### Task to carry out
Look through the data below and report how many lines include "ходе". Only the number should be given.

(Dataset records)
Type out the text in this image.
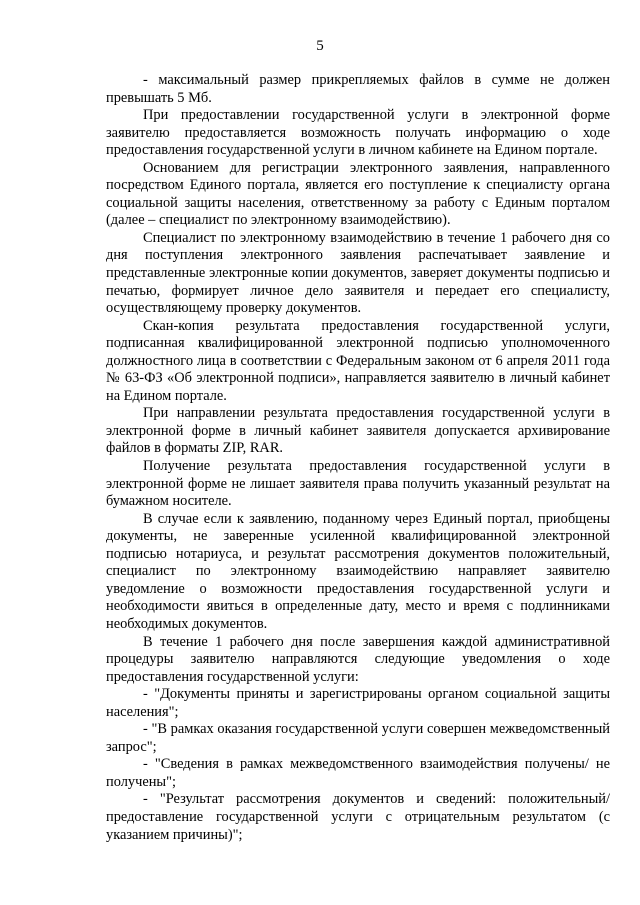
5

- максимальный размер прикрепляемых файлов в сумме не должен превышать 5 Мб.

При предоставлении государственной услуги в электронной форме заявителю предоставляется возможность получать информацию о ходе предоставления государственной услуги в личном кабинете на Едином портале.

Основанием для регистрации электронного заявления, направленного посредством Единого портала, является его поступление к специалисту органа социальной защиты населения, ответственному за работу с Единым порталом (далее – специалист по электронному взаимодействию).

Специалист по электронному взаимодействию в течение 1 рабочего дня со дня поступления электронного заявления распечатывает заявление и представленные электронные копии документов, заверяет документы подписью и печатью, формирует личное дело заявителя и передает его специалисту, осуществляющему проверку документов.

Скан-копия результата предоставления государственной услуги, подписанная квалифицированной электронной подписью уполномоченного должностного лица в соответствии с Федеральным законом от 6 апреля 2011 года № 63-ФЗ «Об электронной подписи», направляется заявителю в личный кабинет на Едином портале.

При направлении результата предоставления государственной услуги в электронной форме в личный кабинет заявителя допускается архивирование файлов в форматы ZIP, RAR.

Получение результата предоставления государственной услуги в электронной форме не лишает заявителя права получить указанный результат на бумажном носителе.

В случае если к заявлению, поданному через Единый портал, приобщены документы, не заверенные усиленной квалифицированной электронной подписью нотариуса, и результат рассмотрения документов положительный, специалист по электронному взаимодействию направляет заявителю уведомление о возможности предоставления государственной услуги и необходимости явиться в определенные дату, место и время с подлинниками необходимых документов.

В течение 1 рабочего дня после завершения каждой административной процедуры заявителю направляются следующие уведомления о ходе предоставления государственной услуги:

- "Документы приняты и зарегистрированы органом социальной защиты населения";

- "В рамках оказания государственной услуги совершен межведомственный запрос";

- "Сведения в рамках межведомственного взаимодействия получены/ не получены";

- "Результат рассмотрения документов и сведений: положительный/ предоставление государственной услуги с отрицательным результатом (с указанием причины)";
---
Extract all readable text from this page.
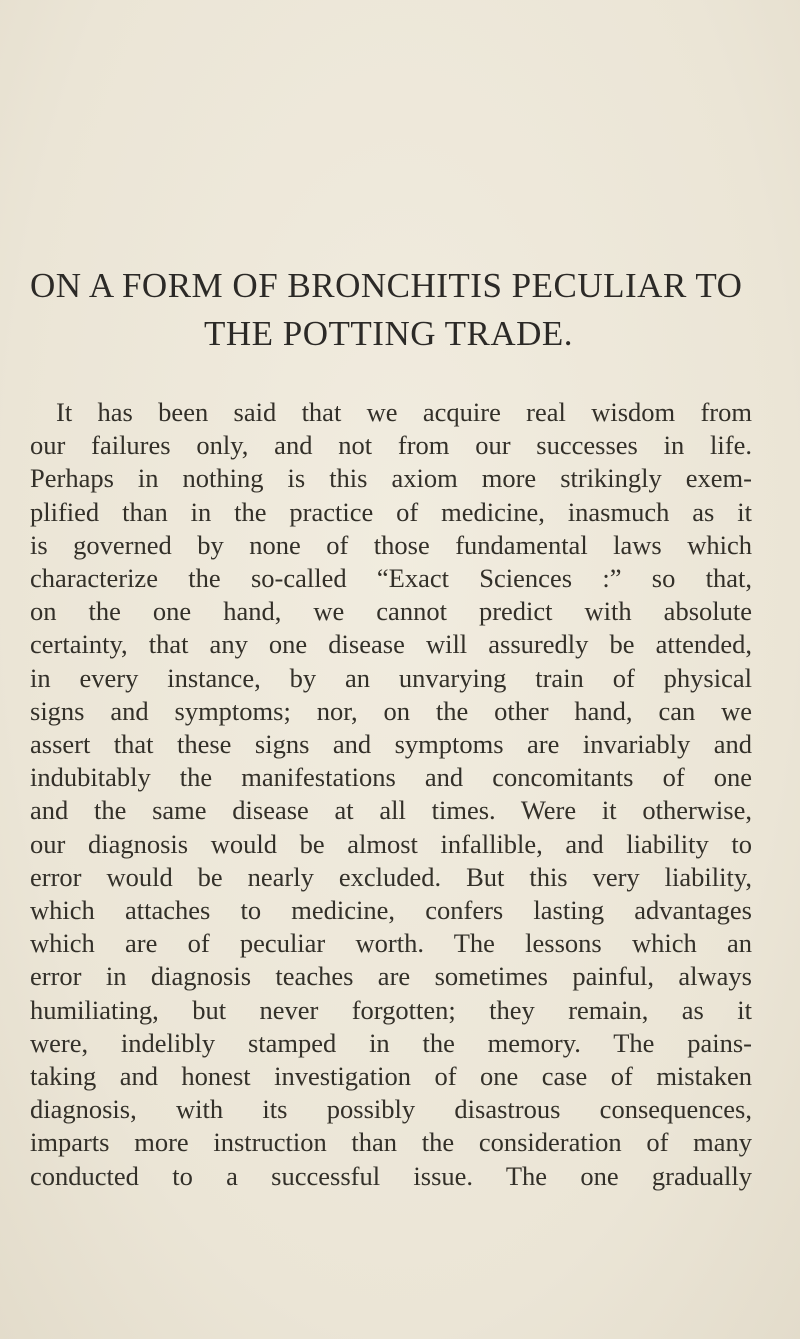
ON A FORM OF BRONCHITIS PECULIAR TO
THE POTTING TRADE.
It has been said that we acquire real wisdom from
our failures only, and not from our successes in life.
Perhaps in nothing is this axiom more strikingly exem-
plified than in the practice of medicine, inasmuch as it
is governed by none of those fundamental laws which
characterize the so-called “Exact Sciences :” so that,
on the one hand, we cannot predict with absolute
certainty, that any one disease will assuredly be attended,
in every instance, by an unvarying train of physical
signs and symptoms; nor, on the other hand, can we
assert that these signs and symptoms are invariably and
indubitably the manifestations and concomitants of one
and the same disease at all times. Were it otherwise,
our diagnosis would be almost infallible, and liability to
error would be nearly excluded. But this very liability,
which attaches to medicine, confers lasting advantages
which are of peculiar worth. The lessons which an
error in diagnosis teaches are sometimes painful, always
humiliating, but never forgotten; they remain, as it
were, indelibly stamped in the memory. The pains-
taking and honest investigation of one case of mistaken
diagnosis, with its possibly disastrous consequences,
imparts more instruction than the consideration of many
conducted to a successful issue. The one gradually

### Result below
2